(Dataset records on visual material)
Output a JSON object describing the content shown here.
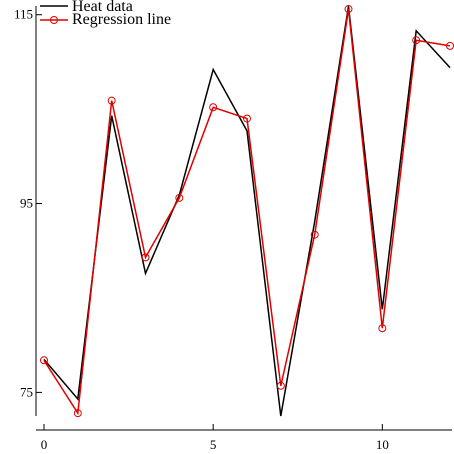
{
  "chart_data": {
    "type": "line",
    "title": "",
    "xlabel": "",
    "ylabel": "",
    "x": [
      0,
      1,
      2,
      3,
      4,
      5,
      6,
      7,
      8,
      9,
      10,
      11,
      12
    ],
    "xlim": [
      0,
      12
    ],
    "ylim": [
      72.5,
      115.5
    ],
    "x_ticks": [
      0,
      5,
      10
    ],
    "x_tick_labels": [
      "0",
      "5",
      "10"
    ],
    "y_ticks": [
      75,
      95,
      115
    ],
    "y_tick_labels": [
      "75",
      "95",
      "115"
    ],
    "grid": false,
    "legend_position": "top-left",
    "series": [
      {
        "name": "Heat data",
        "color": "#000000",
        "marker": "none",
        "values": [
          78.5,
          74.3,
          104.3,
          87.6,
          95.9,
          109.2,
          102.7,
          72.5,
          93.1,
          115.9,
          83.8,
          113.3,
          109.4
        ]
      },
      {
        "name": "Regression line",
        "color": "#e00000",
        "marker": "circle",
        "values": [
          78.4,
          72.8,
          105.9,
          89.3,
          95.6,
          105.2,
          104.0,
          75.7,
          91.7,
          115.6,
          81.8,
          112.3,
          111.7
        ]
      }
    ]
  }
}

Exercise description
Return all the entries word for word, but omit any pictures they contain.

Task output
Output a JSON object describing the content shown here.
{
  "chart_data": {
    "type": "line",
    "title": "",
    "xlabel": "",
    "ylabel": "",
    "x": [
      0,
      1,
      2,
      3,
      4,
      5,
      6,
      7,
      8,
      9,
      10,
      11,
      12
    ],
    "xlim": [
      0,
      12
    ],
    "ylim": [
      72.5,
      115.5
    ],
    "x_ticks": [
      0,
      5,
      10
    ],
    "x_tick_labels": [
      "0",
      "5",
      "10"
    ],
    "y_ticks": [
      75,
      95,
      115
    ],
    "y_tick_labels": [
      "75",
      "95",
      "115"
    ],
    "grid": false,
    "legend_position": "top-left",
    "series": [
      {
        "name": "Heat data",
        "color": "#000000",
        "marker": "none",
        "values": [
          78.5,
          74.3,
          104.3,
          87.6,
          95.9,
          109.2,
          102.7,
          72.5,
          93.1,
          115.9,
          83.8,
          113.3,
          109.4
        ]
      },
      {
        "name": "Regression line",
        "color": "#e00000",
        "marker": "circle",
        "values": [
          78.4,
          72.8,
          105.9,
          89.3,
          95.6,
          105.2,
          104.0,
          75.7,
          91.7,
          115.6,
          81.8,
          112.3,
          111.7
        ]
      }
    ]
  }
}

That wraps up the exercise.